======== RECORDS PROVIDED
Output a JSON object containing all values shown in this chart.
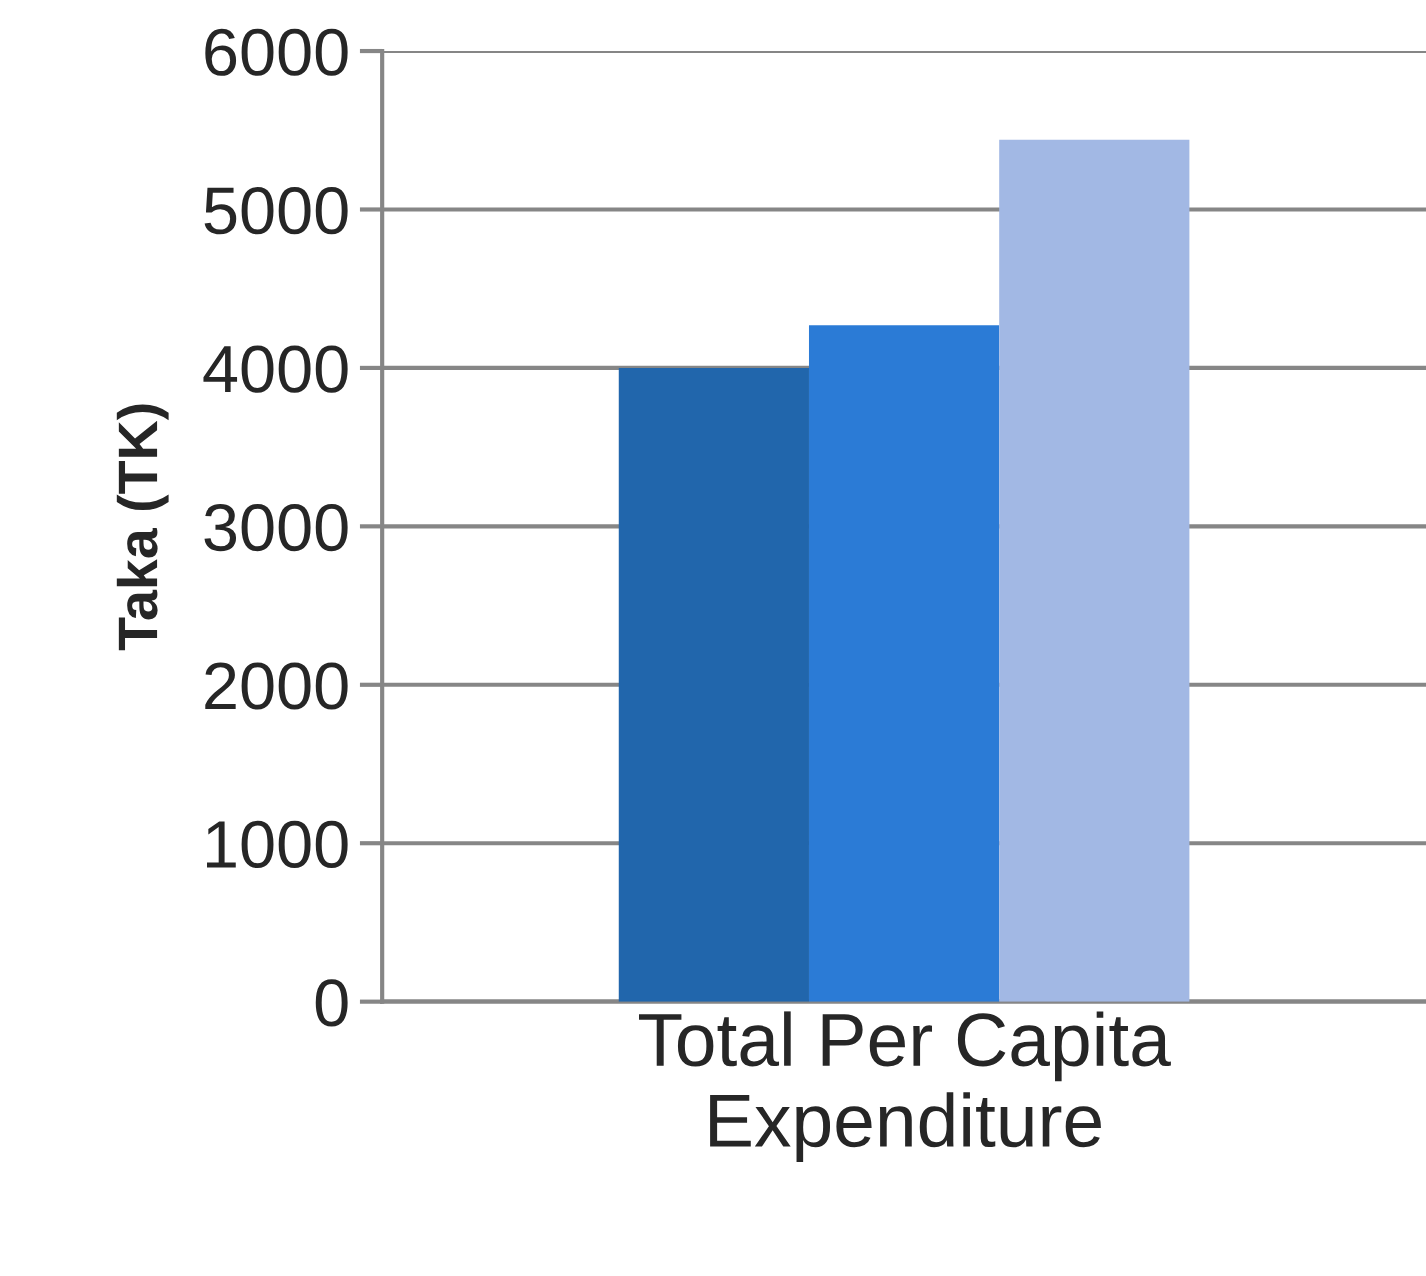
{
  "chart_data": {
    "type": "bar",
    "ylabel": "Taka (TK)",
    "categories": [
      "Total Per Capita\nExpenditure"
    ],
    "series": [
      {
        "color": "#2166ac",
        "values": [
          4000
        ]
      },
      {
        "color": "#2b7bd6",
        "values": [
          4270
        ]
      },
      {
        "color": "#a2b8e4",
        "values": [
          5440
        ]
      }
    ],
    "ylim": [
      0,
      6000
    ],
    "yticks": [
      0,
      1000,
      2000,
      3000,
      4000,
      5000,
      6000
    ],
    "grid": "y"
  }
}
================
WHAT YOU SHOULD DO
Leave the images out and output the remaining material exactly as it stands.

THE OUTPUT
Output a JSON object containing all values shown in this chart.
{
  "chart_data": {
    "type": "bar",
    "ylabel": "Taka (TK)",
    "categories": [
      "Total Per Capita\nExpenditure"
    ],
    "series": [
      {
        "color": "#2166ac",
        "values": [
          4000
        ]
      },
      {
        "color": "#2b7bd6",
        "values": [
          4270
        ]
      },
      {
        "color": "#a2b8e4",
        "values": [
          5440
        ]
      }
    ],
    "ylim": [
      0,
      6000
    ],
    "yticks": [
      0,
      1000,
      2000,
      3000,
      4000,
      5000,
      6000
    ],
    "grid": "y"
  }
}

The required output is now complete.